:: Text block ::
* BEGIN *

The discriminant of the cubic equation $4 t^{3} - g_{2} t - g_{3} =0$ is $D =16(g_{2}^{3} - 27 g_{3}^{2})$ .
If

$D >0$ , then all roots of $4 t^{3} - g_{2} t - g_{3} =0$ are real and distinct.
$D =0$ , then the roots of $4 t^{3} - g_{2} t - g_{3} =0$ are real and not distinct.
$D <0$ , then $4 t^{3} - g_{2} t - g_{3} =0$ has one real root and two complex roots. The complex roots are conjugates of each other.

Theorem 1: If the invariants of Weierstrass elliptic function $℘$ are real and if the roots of the cubic $4 s^{3} - g_{2} s - g_{3} =0$ are real then $ω_{1}$ is real and $ω_{3}$ is imaginary.

* END *

:: Problems ::
1. In the passage on the cubic discriminant, how many real roots does the cubic have when $D <0$?
2. Using the passage on the cubic discriminant, explain under what conditions $ω_{1}$ is real and $ω_{3}$ is imaginary.
3. Reproduce the passage on the cubic discriminant from "The discriminant of" to "and not distinct.".
The records have no connection to the passage on the cubic discriminant.

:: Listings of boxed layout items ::
* BEGIN *

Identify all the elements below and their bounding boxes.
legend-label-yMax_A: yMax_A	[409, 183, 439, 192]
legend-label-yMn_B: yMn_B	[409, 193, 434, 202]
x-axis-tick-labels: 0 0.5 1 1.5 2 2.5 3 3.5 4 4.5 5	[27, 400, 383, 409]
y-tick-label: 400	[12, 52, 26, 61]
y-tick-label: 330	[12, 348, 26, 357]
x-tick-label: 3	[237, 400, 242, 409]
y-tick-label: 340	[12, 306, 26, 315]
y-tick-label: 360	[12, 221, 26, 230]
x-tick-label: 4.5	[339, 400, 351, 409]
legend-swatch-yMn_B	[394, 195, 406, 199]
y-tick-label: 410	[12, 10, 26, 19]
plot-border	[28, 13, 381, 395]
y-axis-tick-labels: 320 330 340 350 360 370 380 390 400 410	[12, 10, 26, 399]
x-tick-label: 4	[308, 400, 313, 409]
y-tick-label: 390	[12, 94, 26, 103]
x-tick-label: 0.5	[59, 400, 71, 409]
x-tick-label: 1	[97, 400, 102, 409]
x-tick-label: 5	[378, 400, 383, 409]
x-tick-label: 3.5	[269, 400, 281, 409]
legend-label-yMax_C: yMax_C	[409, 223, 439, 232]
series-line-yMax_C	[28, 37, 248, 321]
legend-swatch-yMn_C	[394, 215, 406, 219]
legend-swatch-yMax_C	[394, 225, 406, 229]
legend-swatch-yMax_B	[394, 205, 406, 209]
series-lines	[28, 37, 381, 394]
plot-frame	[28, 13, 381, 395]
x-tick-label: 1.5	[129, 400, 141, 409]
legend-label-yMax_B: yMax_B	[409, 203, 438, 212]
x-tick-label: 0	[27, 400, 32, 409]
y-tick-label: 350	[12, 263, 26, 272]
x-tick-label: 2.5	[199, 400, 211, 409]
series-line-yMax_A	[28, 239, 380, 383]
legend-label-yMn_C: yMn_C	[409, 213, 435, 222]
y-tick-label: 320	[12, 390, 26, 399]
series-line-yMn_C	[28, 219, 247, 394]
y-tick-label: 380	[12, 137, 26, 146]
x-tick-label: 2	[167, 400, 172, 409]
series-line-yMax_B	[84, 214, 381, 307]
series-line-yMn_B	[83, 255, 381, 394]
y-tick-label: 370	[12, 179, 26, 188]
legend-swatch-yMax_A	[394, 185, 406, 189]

* END *

:: Responses by task ::
1. One real root, along with two complex roots that are conjugates of each other.

2. Theorem 1 gives the conditions. $ω_{1}$ is real and $ω_{3}$ is imaginary when the invariants of the Weierstrass elliptic function $℘$ are real and the roots of the cubic $4 s^{3} - g_{2} s - g_{3} =0$ are real.

3.
The discriminant of the cubic equation $4 t^{3} - g_{2} t - g_{3} =0$ is $D =16(g_{2}^{3} - 27 g_{3}^{2})$ .
If

$D >0$ , then all roots of $4 t^{3} - g_{2} t - g_{3} =0$ are real and distinct.
$D =0$ , then the roots of $4 t^{3} - g_{2} t - g_{3} =0$ are real and not distinct.